Task goal — Repeat every entry word for word, skipping the pictures.

Provided material —
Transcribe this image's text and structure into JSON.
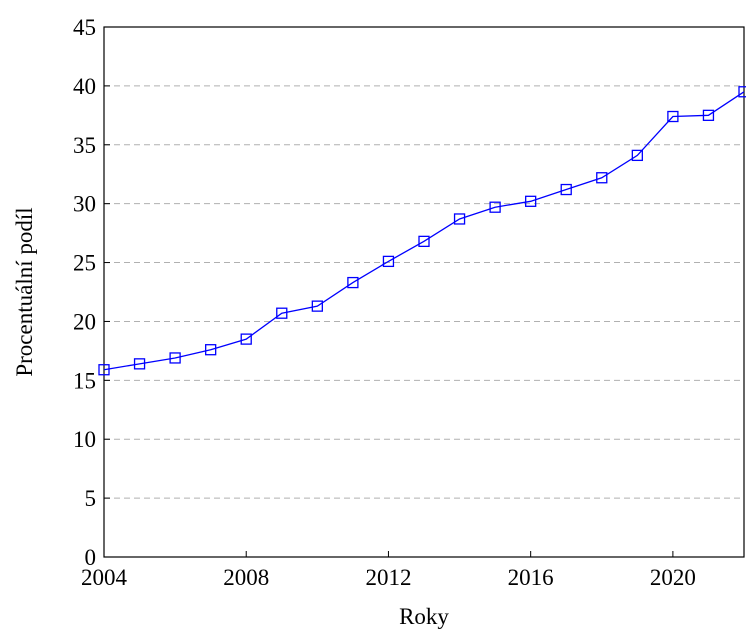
{
  "chart_data": {
    "type": "line",
    "x_label": "Roky",
    "y_label": "Procentuální podíl",
    "x": [
      2004,
      2005,
      2006,
      2007,
      2008,
      2009,
      2010,
      2011,
      2012,
      2013,
      2014,
      2015,
      2016,
      2017,
      2018,
      2019,
      2020,
      2021,
      2022
    ],
    "series": [
      {
        "color": "#0000ff",
        "values": [
          15.9,
          16.4,
          16.9,
          17.6,
          18.5,
          20.7,
          21.3,
          23.3,
          25.1,
          26.8,
          28.7,
          29.7,
          30.2,
          31.2,
          32.2,
          34.1,
          37.4,
          37.5,
          39.5
        ]
      }
    ],
    "xlim": [
      2004,
      2022
    ],
    "xticks": [
      2004,
      2008,
      2012,
      2016,
      2020
    ],
    "ylim": [
      0,
      45
    ],
    "yticks": [
      0,
      5,
      10,
      15,
      20,
      25,
      30,
      35,
      40,
      45
    ],
    "grid": true
  }
}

Task response —
Transcribe this image's text and structure into JSON.
{
  "chart_data": {
    "type": "line",
    "x_label": "Roky",
    "y_label": "Procentuální podíl",
    "x": [
      2004,
      2005,
      2006,
      2007,
      2008,
      2009,
      2010,
      2011,
      2012,
      2013,
      2014,
      2015,
      2016,
      2017,
      2018,
      2019,
      2020,
      2021,
      2022
    ],
    "series": [
      {
        "color": "#0000ff",
        "values": [
          15.9,
          16.4,
          16.9,
          17.6,
          18.5,
          20.7,
          21.3,
          23.3,
          25.1,
          26.8,
          28.7,
          29.7,
          30.2,
          31.2,
          32.2,
          34.1,
          37.4,
          37.5,
          39.5
        ]
      }
    ],
    "xlim": [
      2004,
      2022
    ],
    "xticks": [
      2004,
      2008,
      2012,
      2016,
      2020
    ],
    "ylim": [
      0,
      45
    ],
    "yticks": [
      0,
      5,
      10,
      15,
      20,
      25,
      30,
      35,
      40,
      45
    ],
    "grid": true
  }
}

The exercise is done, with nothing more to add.